Extracted entries

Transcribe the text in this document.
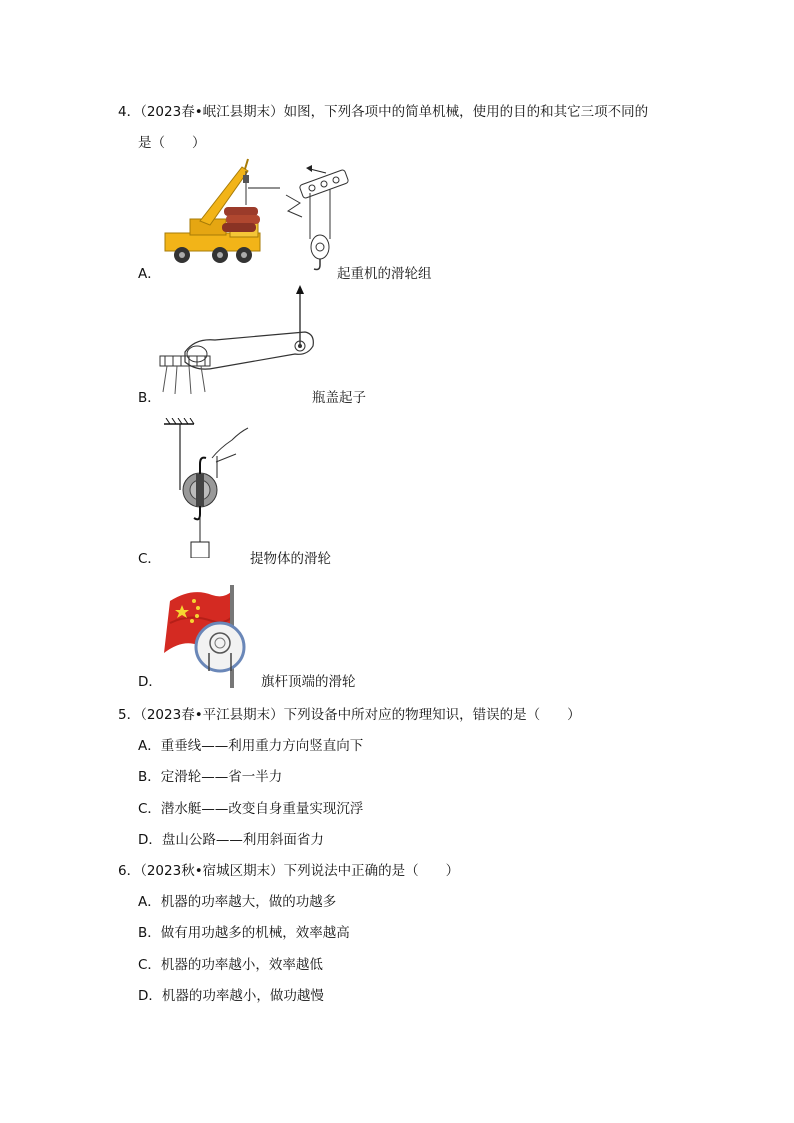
4．（2023春•岷江县期末）如图，下列各项中的简单机械，使用的目的和其它三项不同的
是（　　）
A．	起重机的滑轮组
B．	瓶盖起子
C．	提物体的滑轮
D．	旗杆顶端的滑轮
5．（2023春•平江县期末）下列设备中所对应的物理知识，错误的是（　　）
A．重垂线——利用重力方向竖直向下
B．定滑轮——省一半力
C．潜水艇——改变自身重量实现沉浮
D．盘山公路——利用斜面省力
6．（2023秋•宿城区期末）下列说法中正确的是（　　）
A．机器的功率越大，做的功越多
B．做有用功越多的机械，效率越高
C．机器的功率越小，效率越低
D．机器的功率越小，做功越慢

The task
Retype the entries word for word. Omit any images.

Result of this task
Transcribe the text in this document.
4．（2023春•岷江县期末）如图，下列各项中的简单机械，使用的目的和其它三项不同的
是（　　）
A．	起重机的滑轮组
B．	瓶盖起子
C．	提物体的滑轮
D．	旗杆顶端的滑轮
5．（2023春•平江县期末）下列设备中所对应的物理知识，错误的是（　　）
A．重垂线——利用重力方向竖直向下
B．定滑轮——省一半力
C．潜水艇——改变自身重量实现沉浮
D．盘山公路——利用斜面省力
6．（2023秋•宿城区期末）下列说法中正确的是（　　）
A．机器的功率越大，做的功越多
B．做有用功越多的机械，效率越高
C．机器的功率越小，效率越低
D．机器的功率越小，做功越慢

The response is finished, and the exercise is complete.